__The task__: Exactly as written, please set down all of the entries again, with no pictures.

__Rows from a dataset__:
---------------

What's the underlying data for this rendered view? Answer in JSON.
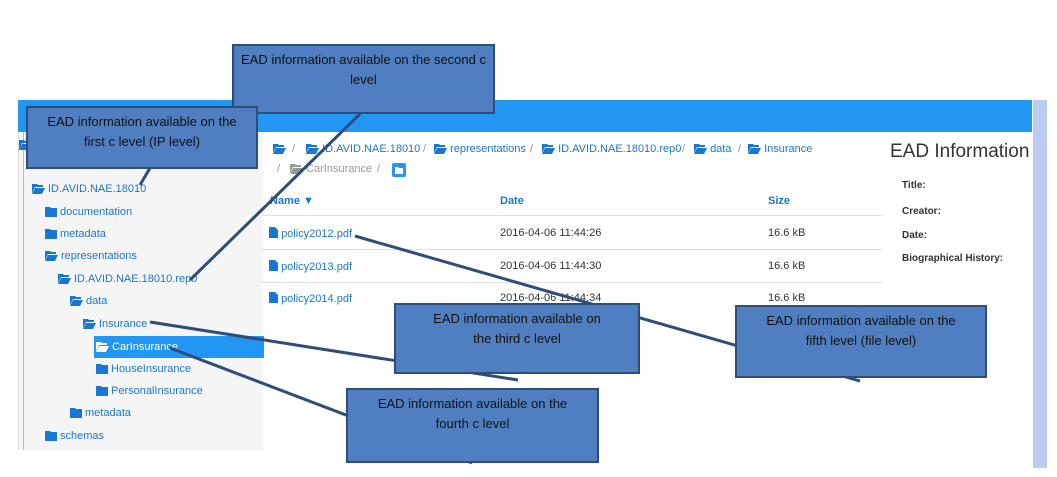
{
  "breadcrumb": {
    "items": [
      "ID.AVID.NAE.18010",
      "representations",
      "ID.AVID.NAE.18010.rep0",
      "data",
      "Insurance",
      "CarInsurance"
    ],
    "separator": "/"
  },
  "sidebar": {
    "items": [
      {
        "label": "ID.AVID.NAE.18010"
      },
      {
        "label": "documentation"
      },
      {
        "label": "metadata"
      },
      {
        "label": "representations"
      },
      {
        "label": "ID.AVID.NAE.18010.rep0"
      },
      {
        "label": "data"
      },
      {
        "label": "Insurance"
      },
      {
        "label": "CarInsurance"
      },
      {
        "label": "HouseInsurance"
      },
      {
        "label": "PersonalInsurance"
      },
      {
        "label": "metadata"
      },
      {
        "label": "schemas"
      }
    ]
  },
  "table": {
    "headers": {
      "name": "Name ▼",
      "date": "Date",
      "size": "Size"
    },
    "rows": [
      {
        "name": "policy2012.pdf",
        "date": "2016-04-06 11:44:26",
        "size": "16.6 kB"
      },
      {
        "name": "policy2013.pdf",
        "date": "2016-04-06 11:44:30",
        "size": "16.6 kB"
      },
      {
        "name": "policy2014.pdf",
        "date": "2016-04-06 11:44:34",
        "size": "16.6 kB"
      }
    ]
  },
  "ead_panel": {
    "title": "EAD Information",
    "labels": [
      "Title:",
      "Creator:",
      "Date:",
      "Biographical History:"
    ]
  },
  "annotations": {
    "first": "EAD information available on the first c level (IP level)",
    "second": "EAD information available on the second c level",
    "third": "EAD information available on the third c level",
    "fourth": "EAD information available on the fourth c level",
    "fifth": "EAD information available on the fifth level (file level)"
  },
  "colors": {
    "accent": "#2196f3",
    "link": "#1976d2",
    "note_fill": "#4f7fc1",
    "note_border": "#2e4d7a",
    "folder": "#1976d2",
    "strip": "#bccdf3"
  },
  "icons": {
    "folder": "folder-icon",
    "folder_open": "folder-open-icon",
    "file": "file-icon"
  }
}
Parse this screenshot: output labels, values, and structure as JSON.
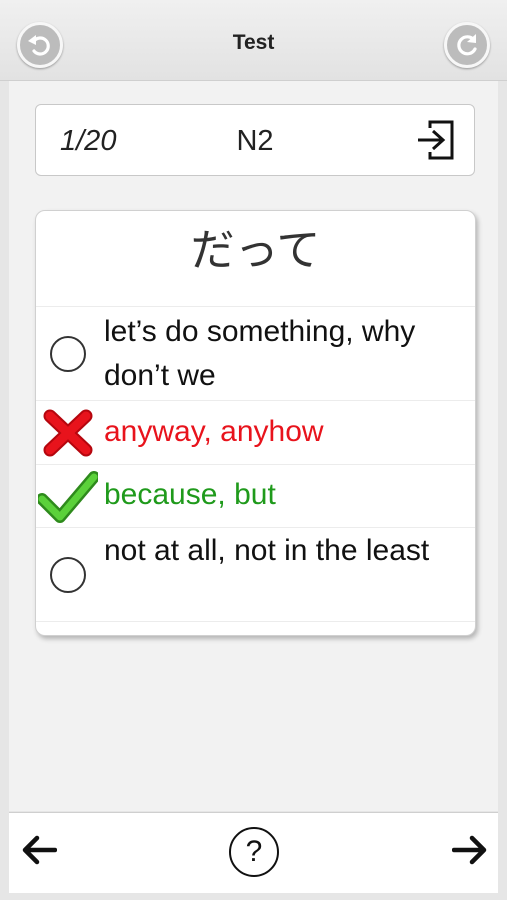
{
  "header": {
    "title": "Test",
    "back_icon": "undo-arrow-icon",
    "refresh_icon": "refresh-icon"
  },
  "info": {
    "counter": "1/20",
    "level": "N2",
    "exit_icon": "exit-icon"
  },
  "question": {
    "word": "だって",
    "options": [
      {
        "text": "let’s do something, why don’t we",
        "state": "unselected"
      },
      {
        "text": "anyway, anyhow",
        "state": "wrong",
        "color": "#e8131c"
      },
      {
        "text": "because, but",
        "state": "correct",
        "color": "#1f9a1b"
      },
      {
        "text": "not at all, not in the least",
        "state": "unselected"
      }
    ]
  },
  "toolbar": {
    "prev_icon": "arrow-left-icon",
    "help_label": "?",
    "next_icon": "arrow-right-icon"
  }
}
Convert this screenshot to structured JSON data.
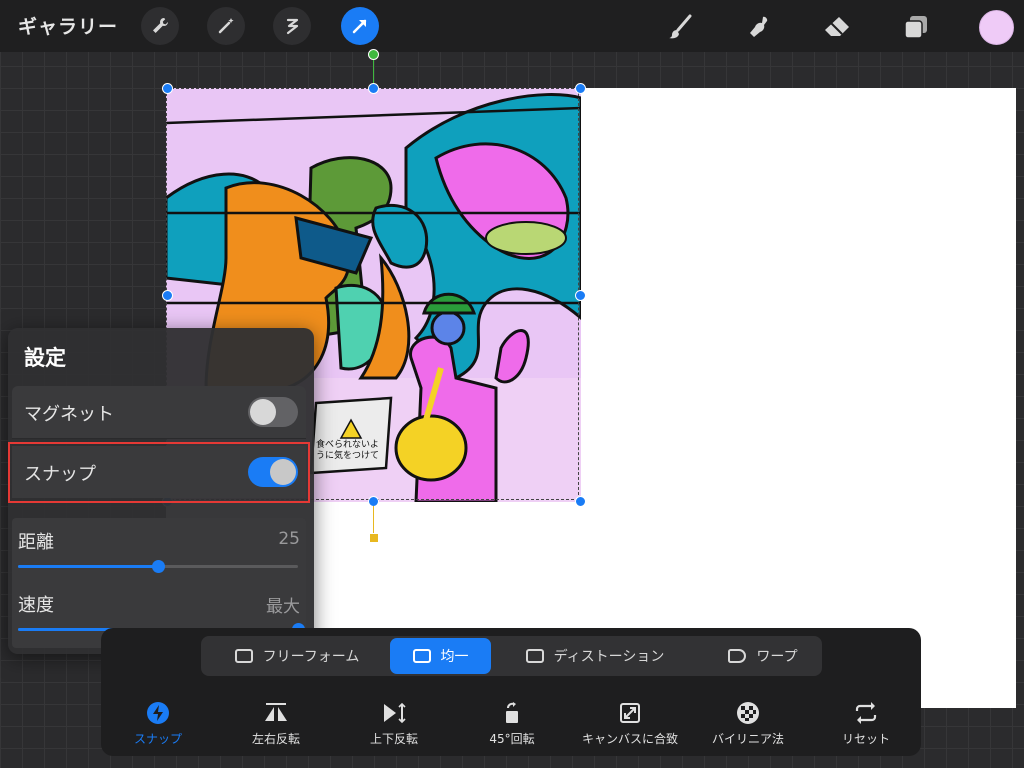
{
  "topbar": {
    "gallery_label": "ギャラリー",
    "tools_left": [
      "wrench-icon",
      "magic-wand-icon",
      "selection-icon",
      "transform-arrow-icon"
    ],
    "tools_right": [
      "brush-icon",
      "smudge-icon",
      "eraser-icon",
      "layers-icon"
    ],
    "current_color": "#efcbf7"
  },
  "settings": {
    "title": "設定",
    "magnet_label": "マグネット",
    "magnet_on": false,
    "snap_label": "スナップ",
    "snap_on": true,
    "distance_label": "距離",
    "distance_value": "25",
    "distance_fraction": 0.5,
    "speed_label": "速度",
    "speed_value": "最大",
    "speed_fraction": 1.0
  },
  "artwork": {
    "sign_text": "食べられないよ\nうに気をつけて"
  },
  "modes": {
    "freeform": "フリーフォーム",
    "uniform": "均一",
    "distort": "ディストーション",
    "warp": "ワープ"
  },
  "actions": {
    "snap": "スナップ",
    "flip_h": "左右反転",
    "flip_v": "上下反転",
    "rotate45": "45°回転",
    "fit_canvas": "キャンバスに合致",
    "bilinear": "バイリニア法",
    "reset": "リセット"
  },
  "colors": {
    "accent": "#1a7cf5",
    "highlight": "#e53935"
  }
}
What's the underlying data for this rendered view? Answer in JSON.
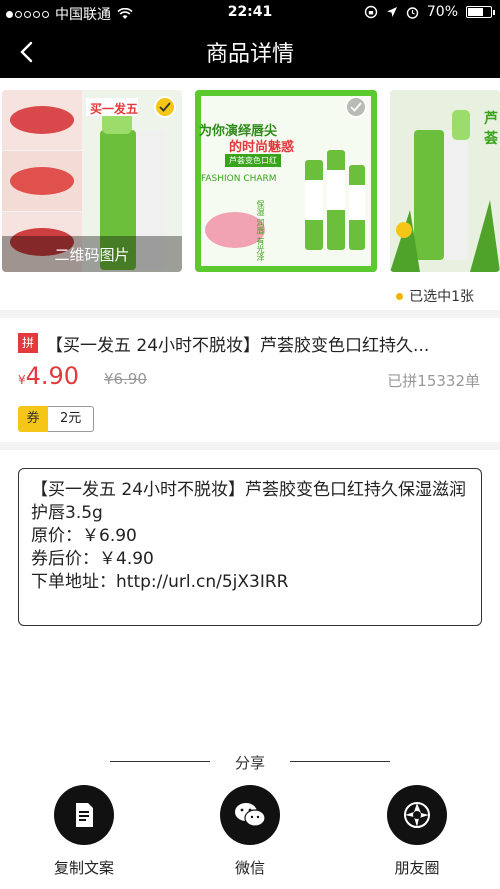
{
  "status_bar": {
    "carrier": "中国联通",
    "time": "22:41",
    "battery": "70%",
    "battery_level": 0.7
  },
  "nav": {
    "title": "商品详情"
  },
  "gallery": {
    "thumb1_caption": "二维码图片",
    "thumb1_badge": "买一发五",
    "thumb2_headline_1": "为你演绎唇尖",
    "thumb2_headline_2": "的时尚魅惑",
    "thumb2_label": "芦荟变色口红",
    "thumb2_tagline": "FASHION CHARM",
    "thumb2_features": "保湿 润唇 有光泽",
    "thumb3_text": "芦荟",
    "selected_count": "已选中1张"
  },
  "product": {
    "pin_badge": "拼",
    "title": "【买一发五 24小时不脱妆】芦荟胶变色口红持久...",
    "price_symbol": "¥",
    "price": "4.90",
    "original_price": "¥6.90",
    "sold": "已拼15332单",
    "coupon_tag": "券",
    "coupon_amount": "2元"
  },
  "copy_text": {
    "line1": "【买一发五 24小时不脱妆】芦荟胶变色口红持久保湿滋润护唇3.5g",
    "line2": "原价：￥6.90",
    "line3": "券后价：￥4.90",
    "line4": "下单地址：http://url.cn/5jX3IRR"
  },
  "share": {
    "label": "分享",
    "items": [
      {
        "label": "复制文案",
        "icon": "copy-document-icon"
      },
      {
        "label": "微信",
        "icon": "wechat-icon"
      },
      {
        "label": "朋友圈",
        "icon": "moments-icon"
      }
    ]
  },
  "colors": {
    "accent_red": "#e4393c",
    "coupon_yellow": "#f5c518",
    "header_black": "#000000"
  }
}
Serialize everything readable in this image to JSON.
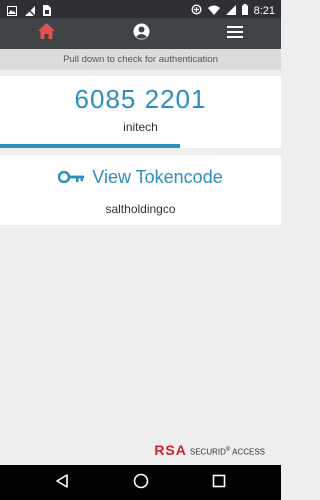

---------------

__Response below__:
What's the underlying data for this rendered view? Answer in JSON.
{
  "breadcrumb": {
    "items": [
      "ID.AVID.NAE.18010",
      "representations",
      "ID.AVID.NAE.18010.rep0",
      "data",
      "Insurance",
      "CarInsurance"
    ],
    "separator": "/"
  },
  "sidebar": {
    "items": [
      {
        "label": "ID.AVID.NAE.18010"
      },
      {
        "label": "documentation"
      },
      {
        "label": "metadata"
      },
      {
        "label": "representations"
      },
      {
        "label": "ID.AVID.NAE.18010.rep0"
      },
      {
        "label": "data"
      },
      {
        "label": "Insurance"
      },
      {
        "label": "CarInsurance"
      },
      {
        "label": "HouseInsurance"
      },
      {
        "label": "PersonalInsurance"
      },
      {
        "label": "metadata"
      },
      {
        "label": "schemas"
      }
    ]
  },
  "table": {
    "headers": {
      "name": "Name ▼",
      "date": "Date",
      "size": "Size"
    },
    "rows": [
      {
        "name": "policy2012.pdf",
        "date": "2016-04-06 11:44:26",
        "size": "16.6 kB"
      },
      {
        "name": "policy2013.pdf",
        "date": "2016-04-06 11:44:30",
        "size": "16.6 kB"
      },
      {
        "name": "policy2014.pdf",
        "date": "2016-04-06 11:44:34",
        "size": "16.6 kB"
      }
    ]
  },
  "ead_panel": {
    "title": "EAD Information",
    "labels": [
      "Title:",
      "Creator:",
      "Date:",
      "Biographical History:"
    ]
  },
  "annotations": {
    "first": "EAD information available on the first c level (IP level)",
    "second": "EAD information available on the second c level",
    "third": "EAD information available on the third c level",
    "fourth": "EAD information available on the fourth c level",
    "fifth": "EAD information available on the fifth level (file level)"
  },
  "colors": {
    "accent": "#2196f3",
    "link": "#1976d2",
    "note_fill": "#4f7fc1",
    "note_border": "#2e4d7a",
    "folder": "#1976d2",
    "strip": "#bccdf3"
  },
  "icons": {
    "folder": "folder-icon",
    "folder_open": "folder-open-icon",
    "file": "file-icon"
  }
}
Parse this screenshot: output labels, values, and structure as JSON.
{
  "header": {
    "title": "Test",
    "back_icon": "undo-arrow-icon",
    "refresh_icon": "refresh-icon"
  },
  "info": {
    "counter": "1/20",
    "level": "N2",
    "exit_icon": "exit-icon"
  },
  "question": {
    "word": "だって",
    "options": [
      {
        "text": "let’s do something, why don’t we",
        "state": "unselected"
      },
      {
        "text": "anyway, anyhow",
        "state": "wrong",
        "color": "#e8131c"
      },
      {
        "text": "because, but",
        "state": "correct",
        "color": "#1f9a1b"
      },
      {
        "text": "not at all, not in the least",
        "state": "unselected"
      }
    ]
  },
  "toolbar": {
    "prev_icon": "arrow-left-icon",
    "help_label": "?",
    "next_icon": "arrow-right-icon"
  }
}
Convert this screenshot to structured JSON data.
{
  "topbar": {
    "gallery_label": "ギャラリー",
    "tools_left": [
      "wrench-icon",
      "magic-wand-icon",
      "selection-icon",
      "transform-arrow-icon"
    ],
    "tools_right": [
      "brush-icon",
      "smudge-icon",
      "eraser-icon",
      "layers-icon"
    ],
    "current_color": "#efcbf7"
  },
  "settings": {
    "title": "設定",
    "magnet_label": "マグネット",
    "magnet_on": false,
    "snap_label": "スナップ",
    "snap_on": true,
    "distance_label": "距離",
    "distance_value": "25",
    "distance_fraction": 0.5,
    "speed_label": "速度",
    "speed_value": "最大",
    "speed_fraction": 1.0
  },
  "artwork": {
    "sign_text": "食べられないよ\nうに気をつけて"
  },
  "modes": {
    "freeform": "フリーフォーム",
    "uniform": "均一",
    "distort": "ディストーション",
    "warp": "ワープ"
  },
  "actions": {
    "snap": "スナップ",
    "flip_h": "左右反転",
    "flip_v": "上下反転",
    "rotate45": "45°回転",
    "fit_canvas": "キャンバスに合致",
    "bilinear": "バイリニア法",
    "reset": "リセット"
  },
  "colors": {
    "accent": "#1a7cf5",
    "highlight": "#e53935"
  }
}
What's the underlying data for this rendered view? Answer in JSON.
{
  "status_bar": {
    "carrier": "中国联通",
    "time": "22:41",
    "battery": "70%",
    "battery_level": 0.7
  },
  "nav": {
    "title": "商品详情"
  },
  "gallery": {
    "thumb1_caption": "二维码图片",
    "thumb1_badge": "买一发五",
    "thumb2_headline_1": "为你演绎唇尖",
    "thumb2_headline_2": "的时尚魅惑",
    "thumb2_label": "芦荟变色口红",
    "thumb2_tagline": "FASHION CHARM",
    "thumb2_features": "保湿 润唇 有光泽",
    "thumb3_text": "芦荟",
    "selected_count": "已选中1张"
  },
  "product": {
    "pin_badge": "拼",
    "title": "【买一发五 24小时不脱妆】芦荟胶变色口红持久...",
    "price_symbol": "¥",
    "price": "4.90",
    "original_price": "¥6.90",
    "sold": "已拼15332单",
    "coupon_tag": "券",
    "coupon_amount": "2元"
  },
  "copy_text": {
    "line1": "【买一发五 24小时不脱妆】芦荟胶变色口红持久保湿滋润护唇3.5g",
    "line2": "原价：￥6.90",
    "line3": "券后价：￥4.90",
    "line4": "下单地址：http://url.cn/5jX3IRR"
  },
  "share": {
    "label": "分享",
    "items": [
      {
        "label": "复制文案",
        "icon": "copy-document-icon"
      },
      {
        "label": "微信",
        "icon": "wechat-icon"
      },
      {
        "label": "朋友圈",
        "icon": "moments-icon"
      }
    ]
  },
  "colors": {
    "accent_red": "#e4393c",
    "coupon_yellow": "#f5c518",
    "header_black": "#000000"
  }
}
Serialize everything readable in this image to JSON.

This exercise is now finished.